(Given passage)

A "goTenna" communicator, for example, will provide users with short-range, peer-to-peer communication, like a walkie-talkie, or text messages when cellphone towers go out. Parcor Materials, a Willets Point-based company, created FloodSax, a self-inflating sandbag.
California-based Solatube proposed a special system that would deliver natural sunlight into buildings during a blackout.
New Yorkers will have a chance to see these prototypes at a demo night on Oct. 7 at the New York Academy of Sciences. Gilford said EDC will use public feedback to help decide the winners.
"We're very pleased and excited by the breadth of application in terms of diversity, and they really have a positive impact on communities across New York City," he said.
Students at three Bronx elementary schools won't be looking up at a blackboard or a projector screen in class this fall.
Vacca started a pilot program that will bring interactive "smart tables" to PS 392 in Throgs Neck, PS 175 on City Island and PS 108 in Morris Park. The desk-sized touch screen computers provide educators with a useful tool that can be implemented in countless ways.
"Students can learn in groups, teachers can teach interactively and students can get introduced to technology early," he said.
Vacca said the tables in the pilot come preloaded with various educational software that is geared for early education. For example, students can learn reading and grammar by repositioning the words on the screen while a teacher explains the language rules at the same time.
"They are really an interactive road map for early childhood education," he said.
The councilman hopes the pilot catches on so more schools across the city can have access and educators can add their own ideas on how to use the devices to improve lessons.
"The bottom line is we want to improve performance," he said.
First responders say the communication between them and hospitals is critical in saving lives, so last year it developed a system to streamline the process.
The FDNY's Electronic Pre-hospital Care Report, uploads the patient's stats to an online cloud server that can easily be accessed by the city's hospitals. Sophia Kwok, the division chief in charge of the ePCR program, said the system has been instrumental for her crews.
"Everything we do essentially is to allow the EMTs and paramedics to give patients better care," she said.
Ambulance crews use tablets and Wi-Fi built into the truck to transmit the anonymous data to the system. Awaiting doctors not only have more time preparing emergency rooms for the patient, they also can provide guidance to the responders to treat immediate injuries.
"This is near real time as the document is prepared. Before, when we had paper, it had to be scanned and the paper was taken to a storage area and we had to wait until the end of the day for the data to be updated," Kwok said.
The FDNY estimates that the service will save the city more than $1.7 million as a result of reduced overtime and support costs that were associated with the old paper system. Kwok said the agency will continue to fine-tune the database to make it more efficient.
The city's Department of Health has three tech initiatives in the works to help improve New Yorkers' well-being.
The agency updated its mobile app, ABCEats, which provides information on restaurant grades and inspections. Now, users can search eateries by cuisine and report missing grade signage.
Health department officials are now using video conferencing to treat tuberculosis cases. Patients are given secure smartphones loaded with an app that allows a health worker to observe 30 people a day and make sure they are taking their medications.
"This approach removes barriers by making the 'visits' cheaper, more convenient for both the health professional and the patient, and less intrusive," the health department said in a statement.
The agency also urges New Yorkers to use its text information services. People can send various messages to 877-877 for up-to-date data on HIV care, green markets and other options.
"Our texting campaigns have proved to be a great way for New Yorkers to find the health services they need in an easy and open way," the health department said.

(End Given passage)

According to the article on New York City technology programs, how much does the FDNY estimate its Electronic Pre-hospital Care Report will save the city? The material that comes next is separate from the article above.

(Excerpted data)

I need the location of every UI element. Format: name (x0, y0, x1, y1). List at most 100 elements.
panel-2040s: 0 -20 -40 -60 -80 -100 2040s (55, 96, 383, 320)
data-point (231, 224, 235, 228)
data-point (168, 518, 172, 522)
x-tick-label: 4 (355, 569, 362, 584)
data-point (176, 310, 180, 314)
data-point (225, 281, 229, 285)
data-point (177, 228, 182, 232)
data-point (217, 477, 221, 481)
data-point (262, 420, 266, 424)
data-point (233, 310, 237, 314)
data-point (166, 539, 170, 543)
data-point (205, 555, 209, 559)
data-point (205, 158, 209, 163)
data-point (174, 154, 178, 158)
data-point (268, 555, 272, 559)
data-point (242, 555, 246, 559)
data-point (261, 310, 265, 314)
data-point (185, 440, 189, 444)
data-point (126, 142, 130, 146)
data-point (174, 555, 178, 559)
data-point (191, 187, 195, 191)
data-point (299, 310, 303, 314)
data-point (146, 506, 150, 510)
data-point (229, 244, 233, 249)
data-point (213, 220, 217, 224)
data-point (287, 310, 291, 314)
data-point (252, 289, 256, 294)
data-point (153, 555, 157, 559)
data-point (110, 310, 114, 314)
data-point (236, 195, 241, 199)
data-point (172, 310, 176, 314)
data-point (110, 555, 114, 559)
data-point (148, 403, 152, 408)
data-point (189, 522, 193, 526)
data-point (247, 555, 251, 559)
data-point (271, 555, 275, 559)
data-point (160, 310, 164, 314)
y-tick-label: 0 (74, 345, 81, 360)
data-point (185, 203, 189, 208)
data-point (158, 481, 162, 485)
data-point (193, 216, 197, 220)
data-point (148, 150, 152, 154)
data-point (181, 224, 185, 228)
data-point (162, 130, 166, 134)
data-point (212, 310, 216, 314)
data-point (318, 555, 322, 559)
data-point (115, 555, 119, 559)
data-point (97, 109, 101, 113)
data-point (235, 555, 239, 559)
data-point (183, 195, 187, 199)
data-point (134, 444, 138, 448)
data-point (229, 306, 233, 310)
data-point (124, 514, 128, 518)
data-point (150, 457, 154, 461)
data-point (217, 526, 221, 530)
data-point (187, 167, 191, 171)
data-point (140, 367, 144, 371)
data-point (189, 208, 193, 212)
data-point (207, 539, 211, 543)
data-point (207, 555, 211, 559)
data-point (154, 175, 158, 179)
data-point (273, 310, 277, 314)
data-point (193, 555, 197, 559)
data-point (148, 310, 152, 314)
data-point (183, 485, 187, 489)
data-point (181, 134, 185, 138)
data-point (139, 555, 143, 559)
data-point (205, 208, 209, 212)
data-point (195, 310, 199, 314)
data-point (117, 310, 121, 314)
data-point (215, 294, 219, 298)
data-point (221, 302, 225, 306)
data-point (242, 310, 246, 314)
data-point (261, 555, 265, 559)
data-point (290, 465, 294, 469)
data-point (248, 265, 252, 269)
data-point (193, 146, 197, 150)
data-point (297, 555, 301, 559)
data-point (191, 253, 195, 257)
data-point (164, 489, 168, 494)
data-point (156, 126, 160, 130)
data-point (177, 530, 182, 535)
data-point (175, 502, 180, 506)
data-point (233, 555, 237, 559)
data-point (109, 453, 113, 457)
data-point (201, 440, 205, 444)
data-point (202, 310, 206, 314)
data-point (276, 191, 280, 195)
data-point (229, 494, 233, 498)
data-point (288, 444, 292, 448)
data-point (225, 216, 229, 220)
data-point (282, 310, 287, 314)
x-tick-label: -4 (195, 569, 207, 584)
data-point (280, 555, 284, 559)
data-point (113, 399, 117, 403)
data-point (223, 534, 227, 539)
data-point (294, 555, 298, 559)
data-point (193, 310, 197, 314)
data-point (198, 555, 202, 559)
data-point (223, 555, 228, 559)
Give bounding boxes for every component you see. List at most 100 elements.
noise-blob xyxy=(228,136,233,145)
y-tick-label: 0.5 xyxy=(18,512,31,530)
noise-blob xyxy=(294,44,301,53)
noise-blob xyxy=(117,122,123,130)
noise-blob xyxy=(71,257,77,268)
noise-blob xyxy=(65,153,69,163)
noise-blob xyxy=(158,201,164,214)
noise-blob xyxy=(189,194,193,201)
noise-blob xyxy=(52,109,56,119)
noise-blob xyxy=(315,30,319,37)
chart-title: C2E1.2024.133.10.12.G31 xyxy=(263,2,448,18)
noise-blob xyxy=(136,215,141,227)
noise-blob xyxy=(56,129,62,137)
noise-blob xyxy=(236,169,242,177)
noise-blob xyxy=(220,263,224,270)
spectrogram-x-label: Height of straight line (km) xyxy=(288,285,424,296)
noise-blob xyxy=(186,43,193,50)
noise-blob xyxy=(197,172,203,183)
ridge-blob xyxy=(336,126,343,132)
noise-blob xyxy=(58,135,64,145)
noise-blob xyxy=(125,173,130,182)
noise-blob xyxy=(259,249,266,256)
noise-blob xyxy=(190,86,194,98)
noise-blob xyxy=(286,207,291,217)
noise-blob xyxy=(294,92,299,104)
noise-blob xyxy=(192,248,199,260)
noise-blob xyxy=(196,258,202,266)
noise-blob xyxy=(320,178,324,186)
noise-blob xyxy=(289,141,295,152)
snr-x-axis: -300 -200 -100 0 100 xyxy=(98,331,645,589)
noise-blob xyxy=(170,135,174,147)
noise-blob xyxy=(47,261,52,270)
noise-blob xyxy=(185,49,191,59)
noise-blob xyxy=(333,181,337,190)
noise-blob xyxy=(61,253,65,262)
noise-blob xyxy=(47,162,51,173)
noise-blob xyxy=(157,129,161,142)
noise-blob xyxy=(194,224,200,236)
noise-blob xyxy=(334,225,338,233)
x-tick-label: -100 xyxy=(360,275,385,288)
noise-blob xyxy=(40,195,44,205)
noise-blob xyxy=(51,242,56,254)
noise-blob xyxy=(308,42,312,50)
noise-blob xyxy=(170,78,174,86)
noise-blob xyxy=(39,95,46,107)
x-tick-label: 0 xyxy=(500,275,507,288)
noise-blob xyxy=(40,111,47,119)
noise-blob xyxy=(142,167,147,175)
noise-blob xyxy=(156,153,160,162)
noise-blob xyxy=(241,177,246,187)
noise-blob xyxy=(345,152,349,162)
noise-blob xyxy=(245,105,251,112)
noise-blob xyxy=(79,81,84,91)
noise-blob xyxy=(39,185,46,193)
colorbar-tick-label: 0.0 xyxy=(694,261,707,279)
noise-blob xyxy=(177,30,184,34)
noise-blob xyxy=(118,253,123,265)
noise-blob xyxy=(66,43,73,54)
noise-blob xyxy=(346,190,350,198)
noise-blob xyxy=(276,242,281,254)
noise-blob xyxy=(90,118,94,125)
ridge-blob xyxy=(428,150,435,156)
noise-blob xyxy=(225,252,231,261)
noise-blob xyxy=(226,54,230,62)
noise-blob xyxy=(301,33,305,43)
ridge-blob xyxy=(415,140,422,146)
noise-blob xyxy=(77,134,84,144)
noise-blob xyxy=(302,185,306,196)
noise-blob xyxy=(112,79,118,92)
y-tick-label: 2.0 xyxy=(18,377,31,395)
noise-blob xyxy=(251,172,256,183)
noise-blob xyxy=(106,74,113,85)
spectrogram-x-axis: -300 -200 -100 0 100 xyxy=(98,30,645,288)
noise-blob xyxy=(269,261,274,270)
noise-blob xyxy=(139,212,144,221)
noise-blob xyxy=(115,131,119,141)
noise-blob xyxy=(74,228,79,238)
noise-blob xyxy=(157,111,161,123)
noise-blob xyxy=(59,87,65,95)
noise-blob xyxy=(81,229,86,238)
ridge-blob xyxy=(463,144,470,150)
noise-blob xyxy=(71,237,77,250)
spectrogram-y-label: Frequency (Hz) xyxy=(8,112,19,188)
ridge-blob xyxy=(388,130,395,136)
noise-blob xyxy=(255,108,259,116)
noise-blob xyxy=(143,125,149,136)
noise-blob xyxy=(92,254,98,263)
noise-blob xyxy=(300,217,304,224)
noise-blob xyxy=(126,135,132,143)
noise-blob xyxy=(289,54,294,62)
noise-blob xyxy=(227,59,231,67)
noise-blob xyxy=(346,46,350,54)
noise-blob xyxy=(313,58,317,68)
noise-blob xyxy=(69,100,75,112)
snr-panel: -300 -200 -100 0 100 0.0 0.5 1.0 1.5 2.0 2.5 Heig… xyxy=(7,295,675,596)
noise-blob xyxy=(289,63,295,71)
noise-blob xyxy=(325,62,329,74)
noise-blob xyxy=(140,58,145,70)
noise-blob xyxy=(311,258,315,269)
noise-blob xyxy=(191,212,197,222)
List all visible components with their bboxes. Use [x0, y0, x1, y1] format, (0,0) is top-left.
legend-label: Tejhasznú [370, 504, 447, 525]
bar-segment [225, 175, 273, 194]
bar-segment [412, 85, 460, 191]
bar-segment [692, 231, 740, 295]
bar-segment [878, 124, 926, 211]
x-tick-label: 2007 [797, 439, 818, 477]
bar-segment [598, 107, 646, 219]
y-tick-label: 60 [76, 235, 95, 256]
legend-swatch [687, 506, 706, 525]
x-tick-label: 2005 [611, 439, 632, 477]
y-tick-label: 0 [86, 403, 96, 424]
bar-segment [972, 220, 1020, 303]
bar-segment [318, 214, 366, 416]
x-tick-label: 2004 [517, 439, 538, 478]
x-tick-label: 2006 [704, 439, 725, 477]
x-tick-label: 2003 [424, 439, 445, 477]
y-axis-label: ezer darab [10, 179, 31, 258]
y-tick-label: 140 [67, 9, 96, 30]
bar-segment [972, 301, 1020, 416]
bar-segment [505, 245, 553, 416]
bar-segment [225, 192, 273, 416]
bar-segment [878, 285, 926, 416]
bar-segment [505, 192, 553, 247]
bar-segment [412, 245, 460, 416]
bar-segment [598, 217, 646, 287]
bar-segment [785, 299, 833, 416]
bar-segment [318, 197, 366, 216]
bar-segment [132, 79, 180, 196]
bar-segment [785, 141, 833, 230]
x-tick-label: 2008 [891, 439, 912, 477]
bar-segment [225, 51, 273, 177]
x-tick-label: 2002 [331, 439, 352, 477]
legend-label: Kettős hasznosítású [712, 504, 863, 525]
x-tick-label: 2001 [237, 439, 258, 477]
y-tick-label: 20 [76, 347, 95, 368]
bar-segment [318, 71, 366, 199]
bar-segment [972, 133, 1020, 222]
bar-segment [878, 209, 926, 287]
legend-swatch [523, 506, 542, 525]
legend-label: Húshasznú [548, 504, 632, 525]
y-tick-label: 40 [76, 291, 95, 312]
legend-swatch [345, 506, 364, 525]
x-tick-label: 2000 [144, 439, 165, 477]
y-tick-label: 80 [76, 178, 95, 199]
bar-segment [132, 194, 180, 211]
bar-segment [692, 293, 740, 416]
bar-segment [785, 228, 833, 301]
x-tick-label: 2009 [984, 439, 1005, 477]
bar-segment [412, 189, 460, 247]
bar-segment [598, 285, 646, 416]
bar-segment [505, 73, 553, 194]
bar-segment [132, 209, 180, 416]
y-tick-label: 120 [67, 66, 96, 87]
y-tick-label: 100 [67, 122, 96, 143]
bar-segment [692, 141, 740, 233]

(End Excerpted data)

• Answer space
More than $1.7 million